## Aim
Please output the lines shown below exactly as they appear.

## Data for this exercise
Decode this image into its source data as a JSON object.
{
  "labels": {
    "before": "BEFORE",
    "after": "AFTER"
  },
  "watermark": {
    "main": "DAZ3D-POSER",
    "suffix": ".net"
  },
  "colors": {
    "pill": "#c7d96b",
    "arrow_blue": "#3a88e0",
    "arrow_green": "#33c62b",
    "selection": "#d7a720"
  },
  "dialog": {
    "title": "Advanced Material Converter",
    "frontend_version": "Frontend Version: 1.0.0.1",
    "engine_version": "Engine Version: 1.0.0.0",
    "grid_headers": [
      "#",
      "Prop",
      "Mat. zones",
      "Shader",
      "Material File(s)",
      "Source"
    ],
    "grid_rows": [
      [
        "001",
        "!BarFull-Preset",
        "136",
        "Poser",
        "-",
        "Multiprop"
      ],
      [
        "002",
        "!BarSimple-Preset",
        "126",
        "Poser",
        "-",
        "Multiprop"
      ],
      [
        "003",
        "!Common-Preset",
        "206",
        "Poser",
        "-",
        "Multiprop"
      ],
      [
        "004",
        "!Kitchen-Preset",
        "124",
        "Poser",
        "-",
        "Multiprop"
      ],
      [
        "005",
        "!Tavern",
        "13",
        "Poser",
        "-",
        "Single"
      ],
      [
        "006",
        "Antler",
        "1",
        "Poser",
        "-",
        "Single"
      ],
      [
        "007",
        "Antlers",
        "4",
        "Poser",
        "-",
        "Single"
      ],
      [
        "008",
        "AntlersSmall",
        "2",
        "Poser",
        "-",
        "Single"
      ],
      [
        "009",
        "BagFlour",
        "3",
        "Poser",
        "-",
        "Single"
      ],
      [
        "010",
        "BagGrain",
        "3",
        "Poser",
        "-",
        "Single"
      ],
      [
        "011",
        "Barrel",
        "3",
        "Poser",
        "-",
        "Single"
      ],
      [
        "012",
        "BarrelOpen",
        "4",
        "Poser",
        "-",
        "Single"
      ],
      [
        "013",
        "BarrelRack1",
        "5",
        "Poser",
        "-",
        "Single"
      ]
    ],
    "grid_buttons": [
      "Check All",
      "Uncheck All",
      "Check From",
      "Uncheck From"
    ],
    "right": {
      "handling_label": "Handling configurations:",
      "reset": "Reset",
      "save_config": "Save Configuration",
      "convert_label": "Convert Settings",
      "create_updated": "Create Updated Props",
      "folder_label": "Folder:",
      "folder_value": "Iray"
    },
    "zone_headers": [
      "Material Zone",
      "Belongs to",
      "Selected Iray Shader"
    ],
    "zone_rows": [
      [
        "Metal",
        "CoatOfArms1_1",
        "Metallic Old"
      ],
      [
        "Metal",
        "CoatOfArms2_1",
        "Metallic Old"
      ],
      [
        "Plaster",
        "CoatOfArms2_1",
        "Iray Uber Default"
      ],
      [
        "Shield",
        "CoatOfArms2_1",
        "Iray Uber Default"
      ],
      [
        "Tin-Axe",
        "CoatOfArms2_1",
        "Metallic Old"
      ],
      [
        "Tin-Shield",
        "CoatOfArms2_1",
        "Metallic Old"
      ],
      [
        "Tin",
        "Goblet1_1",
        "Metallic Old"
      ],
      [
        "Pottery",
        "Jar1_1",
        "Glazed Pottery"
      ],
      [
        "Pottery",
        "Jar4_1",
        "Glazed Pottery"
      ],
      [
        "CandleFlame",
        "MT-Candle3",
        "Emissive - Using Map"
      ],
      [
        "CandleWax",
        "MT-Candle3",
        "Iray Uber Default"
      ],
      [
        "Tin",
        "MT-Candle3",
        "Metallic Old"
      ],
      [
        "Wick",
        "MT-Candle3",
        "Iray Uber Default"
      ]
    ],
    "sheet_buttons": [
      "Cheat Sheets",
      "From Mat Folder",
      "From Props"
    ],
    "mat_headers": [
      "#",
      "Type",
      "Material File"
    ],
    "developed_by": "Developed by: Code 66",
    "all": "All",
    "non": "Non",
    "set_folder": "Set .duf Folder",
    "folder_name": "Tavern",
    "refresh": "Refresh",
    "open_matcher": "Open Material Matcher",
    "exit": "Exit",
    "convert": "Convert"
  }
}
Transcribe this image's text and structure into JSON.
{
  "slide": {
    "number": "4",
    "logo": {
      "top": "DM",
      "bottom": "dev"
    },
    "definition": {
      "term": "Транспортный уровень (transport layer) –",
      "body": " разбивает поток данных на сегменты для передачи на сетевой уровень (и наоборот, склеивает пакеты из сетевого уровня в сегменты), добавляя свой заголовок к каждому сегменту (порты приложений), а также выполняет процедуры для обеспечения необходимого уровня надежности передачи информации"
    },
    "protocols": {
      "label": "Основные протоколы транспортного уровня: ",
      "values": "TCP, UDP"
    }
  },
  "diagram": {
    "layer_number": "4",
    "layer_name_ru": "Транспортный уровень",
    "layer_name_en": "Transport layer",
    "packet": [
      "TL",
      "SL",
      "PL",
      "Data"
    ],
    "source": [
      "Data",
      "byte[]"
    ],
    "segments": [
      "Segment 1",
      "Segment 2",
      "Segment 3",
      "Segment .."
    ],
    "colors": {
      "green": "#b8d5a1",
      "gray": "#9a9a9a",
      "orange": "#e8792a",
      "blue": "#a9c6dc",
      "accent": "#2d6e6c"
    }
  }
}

## Result for this exercise
Decode this image into its source data as a JSON object.
{
  "labels": {
    "before": "BEFORE",
    "after": "AFTER"
  },
  "watermark": {
    "main": "DAZ3D-POSER",
    "suffix": ".net"
  },
  "colors": {
    "pill": "#c7d96b",
    "arrow_blue": "#3a88e0",
    "arrow_green": "#33c62b",
    "selection": "#d7a720"
  },
  "dialog": {
    "title": "Advanced Material Converter",
    "frontend_version": "Frontend Version: 1.0.0.1",
    "engine_version": "Engine Version: 1.0.0.0",
    "grid_headers": [
      "#",
      "Prop",
      "Mat. zones",
      "Shader",
      "Material File(s)",
      "Source"
    ],
    "grid_rows": [
      [
        "001",
        "!BarFull-Preset",
        "136",
        "Poser",
        "-",
        "Multiprop"
      ],
      [
        "002",
        "!BarSimple-Preset",
        "126",
        "Poser",
        "-",
        "Multiprop"
      ],
      [
        "003",
        "!Common-Preset",
        "206",
        "Poser",
        "-",
        "Multiprop"
      ],
      [
        "004",
        "!Kitchen-Preset",
        "124",
        "Poser",
        "-",
        "Multiprop"
      ],
      [
        "005",
        "!Tavern",
        "13",
        "Poser",
        "-",
        "Single"
      ],
      [
        "006",
        "Antler",
        "1",
        "Poser",
        "-",
        "Single"
      ],
      [
        "007",
        "Antlers",
        "4",
        "Poser",
        "-",
        "Single"
      ],
      [
        "008",
        "AntlersSmall",
        "2",
        "Poser",
        "-",
        "Single"
      ],
      [
        "009",
        "BagFlour",
        "3",
        "Poser",
        "-",
        "Single"
      ],
      [
        "010",
        "BagGrain",
        "3",
        "Poser",
        "-",
        "Single"
      ],
      [
        "011",
        "Barrel",
        "3",
        "Poser",
        "-",
        "Single"
      ],
      [
        "012",
        "BarrelOpen",
        "4",
        "Poser",
        "-",
        "Single"
      ],
      [
        "013",
        "BarrelRack1",
        "5",
        "Poser",
        "-",
        "Single"
      ]
    ],
    "grid_buttons": [
      "Check All",
      "Uncheck All",
      "Check From",
      "Uncheck From"
    ],
    "right": {
      "handling_label": "Handling configurations:",
      "reset": "Reset",
      "save_config": "Save Configuration",
      "convert_label": "Convert Settings",
      "create_updated": "Create Updated Props",
      "folder_label": "Folder:",
      "folder_value": "Iray"
    },
    "zone_headers": [
      "Material Zone",
      "Belongs to",
      "Selected Iray Shader"
    ],
    "zone_rows": [
      [
        "Metal",
        "CoatOfArms1_1",
        "Metallic Old"
      ],
      [
        "Metal",
        "CoatOfArms2_1",
        "Metallic Old"
      ],
      [
        "Plaster",
        "CoatOfArms2_1",
        "Iray Uber Default"
      ],
      [
        "Shield",
        "CoatOfArms2_1",
        "Iray Uber Default"
      ],
      [
        "Tin-Axe",
        "CoatOfArms2_1",
        "Metallic Old"
      ],
      [
        "Tin-Shield",
        "CoatOfArms2_1",
        "Metallic Old"
      ],
      [
        "Tin",
        "Goblet1_1",
        "Metallic Old"
      ],
      [
        "Pottery",
        "Jar1_1",
        "Glazed Pottery"
      ],
      [
        "Pottery",
        "Jar4_1",
        "Glazed Pottery"
      ],
      [
        "CandleFlame",
        "MT-Candle3",
        "Emissive - Using Map"
      ],
      [
        "CandleWax",
        "MT-Candle3",
        "Iray Uber Default"
      ],
      [
        "Tin",
        "MT-Candle3",
        "Metallic Old"
      ],
      [
        "Wick",
        "MT-Candle3",
        "Iray Uber Default"
      ]
    ],
    "sheet_buttons": [
      "Cheat Sheets",
      "From Mat Folder",
      "From Props"
    ],
    "mat_headers": [
      "#",
      "Type",
      "Material File"
    ],
    "developed_by": "Developed by: Code 66",
    "all": "All",
    "non": "Non",
    "set_folder": "Set .duf Folder",
    "folder_name": "Tavern",
    "refresh": "Refresh",
    "open_matcher": "Open Material Matcher",
    "exit": "Exit",
    "convert": "Convert"
  }
}
Transcribe this image's text and structure into JSON.
{
  "slide": {
    "number": "4",
    "logo": {
      "top": "DM",
      "bottom": "dev"
    },
    "definition": {
      "term": "Транспортный уровень (transport layer) –",
      "body": " разбивает поток данных на сегменты для передачи на сетевой уровень (и наоборот, склеивает пакеты из сетевого уровня в сегменты), добавляя свой заголовок к каждому сегменту (порты приложений), а также выполняет процедуры для обеспечения необходимого уровня надежности передачи информации"
    },
    "protocols": {
      "label": "Основные протоколы транспортного уровня: ",
      "values": "TCP, UDP"
    }
  },
  "diagram": {
    "layer_number": "4",
    "layer_name_ru": "Транспортный уровень",
    "layer_name_en": "Transport layer",
    "packet": [
      "TL",
      "SL",
      "PL",
      "Data"
    ],
    "source": [
      "Data",
      "byte[]"
    ],
    "segments": [
      "Segment 1",
      "Segment 2",
      "Segment 3",
      "Segment .."
    ],
    "colors": {
      "green": "#b8d5a1",
      "gray": "#9a9a9a",
      "orange": "#e8792a",
      "blue": "#a9c6dc",
      "accent": "#2d6e6c"
    }
  }
}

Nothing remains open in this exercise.